— BEGIN Supplied information —

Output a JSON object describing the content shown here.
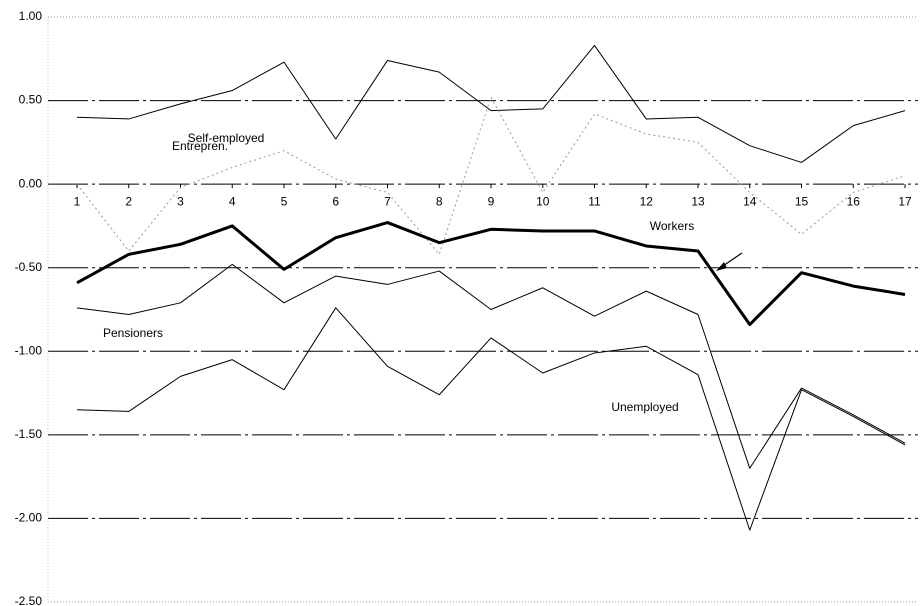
{
  "chart_data": {
    "type": "line",
    "categories": [
      "1",
      "2",
      "3",
      "4",
      "5",
      "6",
      "7",
      "8",
      "9",
      "10",
      "11",
      "12",
      "13",
      "14",
      "15",
      "16",
      "17"
    ],
    "ylim": [
      -2.5,
      1.0
    ],
    "yticks": [
      {
        "value": -2.5,
        "label": "-2.50"
      },
      {
        "value": -2.0,
        "label": "-2.00"
      },
      {
        "value": -1.5,
        "label": "-1.50"
      },
      {
        "value": -1.0,
        "label": "-1.00"
      },
      {
        "value": -0.5,
        "label": "-0.50"
      },
      {
        "value": 0,
        "label": "0.00"
      },
      {
        "value": 0.5,
        "label": "0.50"
      },
      {
        "value": 1.0,
        "label": "1.00"
      }
    ],
    "grid": true,
    "series": [
      {
        "name": "Entrepren.",
        "color": "#000000",
        "line_width": 1,
        "style": "solid",
        "values": [
          0.4,
          0.39,
          0.48,
          0.56,
          0.73,
          0.27,
          0.74,
          0.67,
          0.44,
          0.45,
          0.83,
          0.39,
          0.4,
          0.23,
          0.13,
          0.35,
          0.44
        ]
      },
      {
        "name": "Self-employed",
        "color": "#999999",
        "line_width": 1,
        "style": "dotted",
        "values": [
          0.0,
          -0.4,
          -0.02,
          0.1,
          0.2,
          0.03,
          -0.05,
          -0.42,
          0.52,
          -0.05,
          0.42,
          0.3,
          0.25,
          -0.05,
          -0.3,
          -0.05,
          0.05
        ]
      },
      {
        "name": "Workers",
        "color": "#000000",
        "line_width": 3,
        "style": "solid",
        "values": [
          -0.59,
          -0.42,
          -0.36,
          -0.25,
          -0.51,
          -0.32,
          -0.23,
          -0.35,
          -0.27,
          -0.28,
          -0.28,
          -0.37,
          -0.4,
          -0.84,
          -0.53,
          -0.61,
          -0.66
        ]
      },
      {
        "name": "Pensioners",
        "color": "#000000",
        "line_width": 1,
        "style": "solid",
        "values": [
          -0.74,
          -0.78,
          -0.71,
          -0.48,
          -0.71,
          -0.55,
          -0.6,
          -0.52,
          -0.75,
          -0.62,
          -0.79,
          -0.64,
          -0.78,
          -1.7,
          -1.22,
          -1.38,
          -1.55
        ]
      },
      {
        "name": "Unemployed",
        "color": "#000000",
        "line_width": 1,
        "style": "solid",
        "values": [
          -1.35,
          -1.36,
          -1.15,
          -1.05,
          -1.23,
          -0.74,
          -1.09,
          -1.26,
          -0.92,
          -1.13,
          -1.01,
          -0.97,
          -1.14,
          -2.07,
          -1.23,
          -1.39,
          -1.56
        ]
      }
    ]
  }
}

— END Supplied information —

_Exercise brief_
All records should be output exactly, with the pictures left out.

_Output below_
Output a JSON object describing the content shown here.
{
  "chart_data": {
    "type": "line",
    "categories": [
      "1",
      "2",
      "3",
      "4",
      "5",
      "6",
      "7",
      "8",
      "9",
      "10",
      "11",
      "12",
      "13",
      "14",
      "15",
      "16",
      "17"
    ],
    "ylim": [
      -2.5,
      1.0
    ],
    "yticks": [
      {
        "value": -2.5,
        "label": "-2.50"
      },
      {
        "value": -2.0,
        "label": "-2.00"
      },
      {
        "value": -1.5,
        "label": "-1.50"
      },
      {
        "value": -1.0,
        "label": "-1.00"
      },
      {
        "value": -0.5,
        "label": "-0.50"
      },
      {
        "value": 0,
        "label": "0.00"
      },
      {
        "value": 0.5,
        "label": "0.50"
      },
      {
        "value": 1.0,
        "label": "1.00"
      }
    ],
    "grid": true,
    "series": [
      {
        "name": "Entrepren.",
        "color": "#000000",
        "line_width": 1,
        "style": "solid",
        "values": [
          0.4,
          0.39,
          0.48,
          0.56,
          0.73,
          0.27,
          0.74,
          0.67,
          0.44,
          0.45,
          0.83,
          0.39,
          0.4,
          0.23,
          0.13,
          0.35,
          0.44
        ]
      },
      {
        "name": "Self-employed",
        "color": "#999999",
        "line_width": 1,
        "style": "dotted",
        "values": [
          0.0,
          -0.4,
          -0.02,
          0.1,
          0.2,
          0.03,
          -0.05,
          -0.42,
          0.52,
          -0.05,
          0.42,
          0.3,
          0.25,
          -0.05,
          -0.3,
          -0.05,
          0.05
        ]
      },
      {
        "name": "Workers",
        "color": "#000000",
        "line_width": 3,
        "style": "solid",
        "values": [
          -0.59,
          -0.42,
          -0.36,
          -0.25,
          -0.51,
          -0.32,
          -0.23,
          -0.35,
          -0.27,
          -0.28,
          -0.28,
          -0.37,
          -0.4,
          -0.84,
          -0.53,
          -0.61,
          -0.66
        ]
      },
      {
        "name": "Pensioners",
        "color": "#000000",
        "line_width": 1,
        "style": "solid",
        "values": [
          -0.74,
          -0.78,
          -0.71,
          -0.48,
          -0.71,
          -0.55,
          -0.6,
          -0.52,
          -0.75,
          -0.62,
          -0.79,
          -0.64,
          -0.78,
          -1.7,
          -1.22,
          -1.38,
          -1.55
        ]
      },
      {
        "name": "Unemployed",
        "color": "#000000",
        "line_width": 1,
        "style": "solid",
        "values": [
          -1.35,
          -1.36,
          -1.15,
          -1.05,
          -1.23,
          -0.74,
          -1.09,
          -1.26,
          -0.92,
          -1.13,
          -1.01,
          -0.97,
          -1.14,
          -2.07,
          -1.23,
          -1.39,
          -1.56
        ]
      }
    ]
  }
}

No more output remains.